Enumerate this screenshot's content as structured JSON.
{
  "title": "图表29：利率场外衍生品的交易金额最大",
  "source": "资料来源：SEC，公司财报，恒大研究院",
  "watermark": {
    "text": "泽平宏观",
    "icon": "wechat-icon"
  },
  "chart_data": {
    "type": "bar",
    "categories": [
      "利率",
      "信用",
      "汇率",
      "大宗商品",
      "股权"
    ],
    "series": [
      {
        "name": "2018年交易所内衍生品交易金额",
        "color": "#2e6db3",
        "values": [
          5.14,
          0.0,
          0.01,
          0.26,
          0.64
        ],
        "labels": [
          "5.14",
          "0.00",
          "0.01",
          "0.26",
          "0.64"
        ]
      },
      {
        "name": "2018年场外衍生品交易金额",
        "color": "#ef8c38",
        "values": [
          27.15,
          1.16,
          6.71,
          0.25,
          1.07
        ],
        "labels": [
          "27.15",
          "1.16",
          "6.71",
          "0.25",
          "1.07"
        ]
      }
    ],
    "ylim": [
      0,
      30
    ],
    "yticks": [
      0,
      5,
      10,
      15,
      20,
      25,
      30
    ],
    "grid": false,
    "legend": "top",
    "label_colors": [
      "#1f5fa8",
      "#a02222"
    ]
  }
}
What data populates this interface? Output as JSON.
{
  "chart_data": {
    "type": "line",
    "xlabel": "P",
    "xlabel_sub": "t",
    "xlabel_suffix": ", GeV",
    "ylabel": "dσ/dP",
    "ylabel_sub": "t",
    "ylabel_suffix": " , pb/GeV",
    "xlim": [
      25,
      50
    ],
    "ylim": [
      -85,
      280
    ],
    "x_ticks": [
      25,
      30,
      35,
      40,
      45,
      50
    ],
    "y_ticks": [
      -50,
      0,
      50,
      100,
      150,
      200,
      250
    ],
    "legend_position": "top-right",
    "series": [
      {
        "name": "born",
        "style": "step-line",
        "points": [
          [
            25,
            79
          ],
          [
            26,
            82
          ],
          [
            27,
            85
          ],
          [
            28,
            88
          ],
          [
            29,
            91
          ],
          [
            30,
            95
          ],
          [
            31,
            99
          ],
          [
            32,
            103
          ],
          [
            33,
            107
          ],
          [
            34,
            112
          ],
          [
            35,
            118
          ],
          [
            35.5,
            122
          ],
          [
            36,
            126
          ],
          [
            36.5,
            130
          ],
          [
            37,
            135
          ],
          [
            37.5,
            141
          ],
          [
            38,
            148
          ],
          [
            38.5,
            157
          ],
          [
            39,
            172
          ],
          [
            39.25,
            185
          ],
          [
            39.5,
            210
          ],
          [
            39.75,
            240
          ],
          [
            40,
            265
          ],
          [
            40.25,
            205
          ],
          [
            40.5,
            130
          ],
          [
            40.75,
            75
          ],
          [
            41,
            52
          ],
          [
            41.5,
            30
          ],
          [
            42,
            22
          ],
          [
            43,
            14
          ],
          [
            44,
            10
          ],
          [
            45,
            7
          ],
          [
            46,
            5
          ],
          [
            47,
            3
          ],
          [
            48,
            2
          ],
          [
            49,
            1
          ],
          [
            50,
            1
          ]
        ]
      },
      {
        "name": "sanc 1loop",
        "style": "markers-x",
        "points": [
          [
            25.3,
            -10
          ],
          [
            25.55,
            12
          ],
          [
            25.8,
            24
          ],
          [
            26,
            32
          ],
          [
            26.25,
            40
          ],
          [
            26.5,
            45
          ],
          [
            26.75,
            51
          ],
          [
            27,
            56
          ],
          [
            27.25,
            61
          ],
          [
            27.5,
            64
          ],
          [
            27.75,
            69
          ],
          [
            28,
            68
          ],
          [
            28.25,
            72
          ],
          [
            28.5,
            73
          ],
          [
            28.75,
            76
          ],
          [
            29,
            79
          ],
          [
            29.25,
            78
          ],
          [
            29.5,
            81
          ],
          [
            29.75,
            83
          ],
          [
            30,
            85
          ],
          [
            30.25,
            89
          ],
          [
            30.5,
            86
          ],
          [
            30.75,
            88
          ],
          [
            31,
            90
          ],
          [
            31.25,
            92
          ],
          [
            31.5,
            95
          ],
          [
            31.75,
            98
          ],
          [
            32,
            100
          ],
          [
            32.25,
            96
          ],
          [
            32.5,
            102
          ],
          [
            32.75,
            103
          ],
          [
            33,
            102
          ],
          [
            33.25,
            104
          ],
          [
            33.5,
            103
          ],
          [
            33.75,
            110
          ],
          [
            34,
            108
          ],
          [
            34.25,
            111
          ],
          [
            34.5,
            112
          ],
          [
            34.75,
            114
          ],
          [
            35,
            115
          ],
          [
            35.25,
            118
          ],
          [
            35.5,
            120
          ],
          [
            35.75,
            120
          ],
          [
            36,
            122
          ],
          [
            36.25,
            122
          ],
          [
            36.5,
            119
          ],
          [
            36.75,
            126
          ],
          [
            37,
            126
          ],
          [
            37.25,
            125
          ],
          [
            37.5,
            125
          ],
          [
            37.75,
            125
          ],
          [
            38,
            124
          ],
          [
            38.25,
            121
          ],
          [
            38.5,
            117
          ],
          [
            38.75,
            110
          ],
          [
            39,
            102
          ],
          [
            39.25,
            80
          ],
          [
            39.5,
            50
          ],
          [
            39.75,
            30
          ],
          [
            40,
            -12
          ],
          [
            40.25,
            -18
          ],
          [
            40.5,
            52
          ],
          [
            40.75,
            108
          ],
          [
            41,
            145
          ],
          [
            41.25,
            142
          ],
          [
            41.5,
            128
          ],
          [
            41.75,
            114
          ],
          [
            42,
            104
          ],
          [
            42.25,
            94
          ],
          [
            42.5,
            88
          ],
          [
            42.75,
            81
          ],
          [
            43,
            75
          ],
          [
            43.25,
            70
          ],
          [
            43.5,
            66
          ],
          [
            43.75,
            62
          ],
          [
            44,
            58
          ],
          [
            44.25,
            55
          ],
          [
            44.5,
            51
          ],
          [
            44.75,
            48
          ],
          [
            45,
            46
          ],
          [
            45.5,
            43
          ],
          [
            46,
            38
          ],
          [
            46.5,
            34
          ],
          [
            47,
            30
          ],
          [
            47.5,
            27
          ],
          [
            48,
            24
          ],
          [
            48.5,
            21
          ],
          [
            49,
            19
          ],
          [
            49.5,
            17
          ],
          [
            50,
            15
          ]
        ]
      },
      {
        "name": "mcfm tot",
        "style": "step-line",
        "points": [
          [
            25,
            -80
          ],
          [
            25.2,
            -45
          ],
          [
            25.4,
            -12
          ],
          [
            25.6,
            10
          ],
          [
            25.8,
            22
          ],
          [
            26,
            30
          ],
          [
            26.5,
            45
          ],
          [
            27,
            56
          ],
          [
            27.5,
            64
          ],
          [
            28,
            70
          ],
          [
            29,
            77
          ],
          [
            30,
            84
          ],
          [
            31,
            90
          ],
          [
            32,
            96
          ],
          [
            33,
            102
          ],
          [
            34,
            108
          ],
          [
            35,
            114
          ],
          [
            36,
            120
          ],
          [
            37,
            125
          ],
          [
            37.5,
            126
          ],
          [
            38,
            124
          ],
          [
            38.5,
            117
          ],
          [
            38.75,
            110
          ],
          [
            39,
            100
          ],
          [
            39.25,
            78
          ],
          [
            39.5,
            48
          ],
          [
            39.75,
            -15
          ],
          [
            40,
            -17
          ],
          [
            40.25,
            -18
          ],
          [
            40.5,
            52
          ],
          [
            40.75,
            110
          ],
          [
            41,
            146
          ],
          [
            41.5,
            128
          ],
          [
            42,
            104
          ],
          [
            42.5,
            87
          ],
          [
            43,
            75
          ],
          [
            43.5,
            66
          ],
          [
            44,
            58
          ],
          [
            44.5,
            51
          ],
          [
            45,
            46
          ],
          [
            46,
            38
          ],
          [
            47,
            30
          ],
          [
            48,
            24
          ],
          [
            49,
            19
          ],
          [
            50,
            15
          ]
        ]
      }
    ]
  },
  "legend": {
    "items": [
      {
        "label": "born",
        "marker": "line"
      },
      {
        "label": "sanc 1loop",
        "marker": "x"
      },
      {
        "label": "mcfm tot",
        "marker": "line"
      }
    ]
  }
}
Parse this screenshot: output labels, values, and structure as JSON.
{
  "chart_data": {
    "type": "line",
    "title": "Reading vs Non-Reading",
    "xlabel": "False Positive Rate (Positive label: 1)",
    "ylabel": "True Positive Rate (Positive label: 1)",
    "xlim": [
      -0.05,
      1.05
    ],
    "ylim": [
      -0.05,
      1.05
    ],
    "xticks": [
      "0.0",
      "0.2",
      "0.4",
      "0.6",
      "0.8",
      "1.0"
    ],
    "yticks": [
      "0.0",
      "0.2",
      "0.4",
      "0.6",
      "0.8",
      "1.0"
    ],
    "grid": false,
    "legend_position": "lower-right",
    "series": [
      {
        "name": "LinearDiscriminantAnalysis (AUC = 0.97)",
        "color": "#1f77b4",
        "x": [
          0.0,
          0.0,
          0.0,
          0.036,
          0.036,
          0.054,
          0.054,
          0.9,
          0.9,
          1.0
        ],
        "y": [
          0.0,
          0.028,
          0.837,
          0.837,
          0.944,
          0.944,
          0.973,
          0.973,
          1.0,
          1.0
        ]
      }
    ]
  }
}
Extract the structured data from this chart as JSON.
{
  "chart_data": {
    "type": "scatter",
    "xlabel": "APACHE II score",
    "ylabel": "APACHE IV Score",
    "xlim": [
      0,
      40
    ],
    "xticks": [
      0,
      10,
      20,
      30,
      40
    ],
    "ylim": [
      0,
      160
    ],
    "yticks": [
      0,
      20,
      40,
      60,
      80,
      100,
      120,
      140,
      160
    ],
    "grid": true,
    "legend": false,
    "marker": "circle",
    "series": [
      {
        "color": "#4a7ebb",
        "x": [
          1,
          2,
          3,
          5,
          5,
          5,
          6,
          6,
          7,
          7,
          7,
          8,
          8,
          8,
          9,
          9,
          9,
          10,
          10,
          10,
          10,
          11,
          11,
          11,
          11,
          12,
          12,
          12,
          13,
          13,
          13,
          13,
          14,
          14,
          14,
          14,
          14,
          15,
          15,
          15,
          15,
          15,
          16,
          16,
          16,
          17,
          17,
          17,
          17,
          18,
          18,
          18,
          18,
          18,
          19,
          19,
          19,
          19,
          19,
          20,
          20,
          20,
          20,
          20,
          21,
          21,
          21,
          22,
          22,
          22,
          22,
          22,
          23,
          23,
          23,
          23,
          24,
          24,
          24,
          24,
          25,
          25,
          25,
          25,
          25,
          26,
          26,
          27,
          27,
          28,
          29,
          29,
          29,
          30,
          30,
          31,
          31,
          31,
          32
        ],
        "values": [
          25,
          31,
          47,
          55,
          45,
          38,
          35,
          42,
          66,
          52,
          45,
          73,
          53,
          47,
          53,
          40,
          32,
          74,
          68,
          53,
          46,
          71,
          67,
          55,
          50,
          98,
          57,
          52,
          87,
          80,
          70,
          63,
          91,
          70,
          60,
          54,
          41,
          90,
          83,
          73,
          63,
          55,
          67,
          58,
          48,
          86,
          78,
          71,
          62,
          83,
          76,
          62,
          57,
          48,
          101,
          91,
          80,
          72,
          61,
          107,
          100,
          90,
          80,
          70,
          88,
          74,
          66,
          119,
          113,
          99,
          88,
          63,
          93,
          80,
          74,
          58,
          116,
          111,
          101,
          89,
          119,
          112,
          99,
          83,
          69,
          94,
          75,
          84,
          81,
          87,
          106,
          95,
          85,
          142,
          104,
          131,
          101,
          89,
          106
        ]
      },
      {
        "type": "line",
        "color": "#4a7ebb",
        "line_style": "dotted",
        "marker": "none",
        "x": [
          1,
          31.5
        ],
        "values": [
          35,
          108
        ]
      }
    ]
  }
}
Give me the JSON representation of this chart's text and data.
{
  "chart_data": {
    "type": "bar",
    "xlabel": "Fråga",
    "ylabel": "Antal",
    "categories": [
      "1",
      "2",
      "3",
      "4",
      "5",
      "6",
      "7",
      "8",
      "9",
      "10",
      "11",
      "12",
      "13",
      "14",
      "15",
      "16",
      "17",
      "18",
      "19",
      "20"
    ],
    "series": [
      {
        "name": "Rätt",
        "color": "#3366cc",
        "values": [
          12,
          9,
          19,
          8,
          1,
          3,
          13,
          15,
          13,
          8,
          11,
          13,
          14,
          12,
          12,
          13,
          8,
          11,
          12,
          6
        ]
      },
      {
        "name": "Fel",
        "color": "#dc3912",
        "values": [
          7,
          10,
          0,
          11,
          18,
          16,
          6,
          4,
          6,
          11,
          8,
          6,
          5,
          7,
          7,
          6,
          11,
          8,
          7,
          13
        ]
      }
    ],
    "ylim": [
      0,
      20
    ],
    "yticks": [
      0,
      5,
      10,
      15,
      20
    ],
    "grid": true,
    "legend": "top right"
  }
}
+---+
• GIVEN TASK:
Only the lines from the one containing "Give me the" through the end of the entries above belong in the answer; repeat them exactly.

• EXERCISE RESULT:
Give me the JSON representation of this chart's text and data.
{
  "chart_data": {
    "type": "bar",
    "xlabel": "Fråga",
    "ylabel": "Antal",
    "categories": [
      "1",
      "2",
      "3",
      "4",
      "5",
      "6",
      "7",
      "8",
      "9",
      "10",
      "11",
      "12",
      "13",
      "14",
      "15",
      "16",
      "17",
      "18",
      "19",
      "20"
    ],
    "series": [
      {
        "name": "Rätt",
        "color": "#3366cc",
        "values": [
          12,
          9,
          19,
          8,
          1,
          3,
          13,
          15,
          13,
          8,
          11,
          13,
          14,
          12,
          12,
          13,
          8,
          11,
          12,
          6
        ]
      },
      {
        "name": "Fel",
        "color": "#dc3912",
        "values": [
          7,
          10,
          0,
          11,
          18,
          16,
          6,
          4,
          6,
          11,
          8,
          6,
          5,
          7,
          7,
          6,
          11,
          8,
          7,
          13
        ]
      }
    ],
    "ylim": [
      0,
      20
    ],
    "yticks": [
      0,
      5,
      10,
      15,
      20
    ],
    "grid": true,
    "legend": "top right"
  }
}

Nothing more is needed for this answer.